All records must be quoted exactly. Omit the pictures.

● Stored data entries:
● ● ● ● ● ● ●

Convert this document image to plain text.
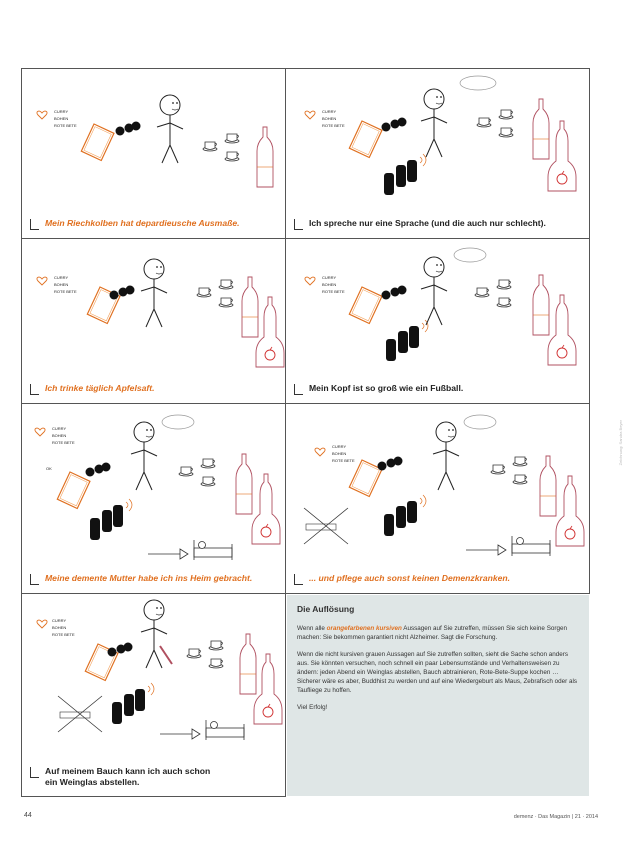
CURRY
BOHEN
ROTE BETE
Mein Riechkolben hat depardieusche Ausmaße.
CURRY
BOHEN
ROTE BETE
Ich spreche nur eine Sprache (und die auch nur schlecht).
CURRY
BOHEN
ROTE BETE
Ich trinke täglich Apfelsaft.
CURRY
BOHEN
ROTE BETE
Mein Kopf ist so groß wie ein Fußball.
CURRY
BOHEN
ROTE BETE
OK
Meine demente Mutter habe ich ins Heim gebracht.
CURRY
BOHEN
ROTE BETE
... und pflege auch sonst keinen Demenzkranken.
CURRY
BOHEN
ROTE BETE
Auf meinem Bauch kann ich auch schon
ein Weinglas abstellen.
Die Auflösung

Wenn alle orangefarbenen kursiven Aussagen auf Sie zutreffen, müssen Sie sich keine Sorgen machen: Sie bekommen garantiert nicht Alzheimer. Sagt die Forschung.

Wenn die nicht kursiven grauen Aussagen auf Sie zutreffen sollten, sieht die Sache schon anders aus. Sie könnten versuchen, noch schnell ein paar Lebensumstände und Verhaltensweisen zu ändern: jeden Abend ein Weinglas abstellen, Bauch abtrainieren, Rote-Bete-Suppe kochen … Sicherer wäre es aber, Buddhist zu werden und auf eine Wiedergeburt als Maus, Zebrafisch oder als Taufliege zu hoffen.

Viel Erfolg!

44	demenz · Das Magazin | 21 · 2014
Zeichnung: Sandra Beyer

● ● ● ● ● ● ●

● FINISHED ANSWER:
Convert this document image to plain text.
CURRY
BOHEN
ROTE BETE
Mein Riechkolben hat depardieusche Ausmaße.
CURRY
BOHEN
ROTE BETE
Ich spreche nur eine Sprache (und die auch nur schlecht).
CURRY
BOHEN
ROTE BETE
Ich trinke täglich Apfelsaft.
CURRY
BOHEN
ROTE BETE
Mein Kopf ist so groß wie ein Fußball.
CURRY
BOHEN
ROTE BETE
OK
Meine demente Mutter habe ich ins Heim gebracht.
CURRY
BOHEN
ROTE BETE
... und pflege auch sonst keinen Demenzkranken.
CURRY
BOHEN
ROTE BETE
Auf meinem Bauch kann ich auch schon
ein Weinglas abstellen.
Die Auflösung

Wenn alle orangefarbenen kursiven Aussagen auf Sie zutreffen, müssen Sie sich keine Sorgen machen: Sie bekommen garantiert nicht Alzheimer. Sagt die Forschung.

Wenn die nicht kursiven grauen Aussagen auf Sie zutreffen sollten, sieht die Sache schon anders aus. Sie könnten versuchen, noch schnell ein paar Lebensumstände und Verhaltensweisen zu ändern: jeden Abend ein Weinglas abstellen, Bauch abtrainieren, Rote-Bete-Suppe kochen … Sicherer wäre es aber, Buddhist zu werden und auf eine Wiedergeburt als Maus, Zebrafisch oder als Taufliege zu hoffen.

Viel Erfolg!

44	demenz · Das Magazin | 21 · 2014
Zeichnung: Sandra Beyer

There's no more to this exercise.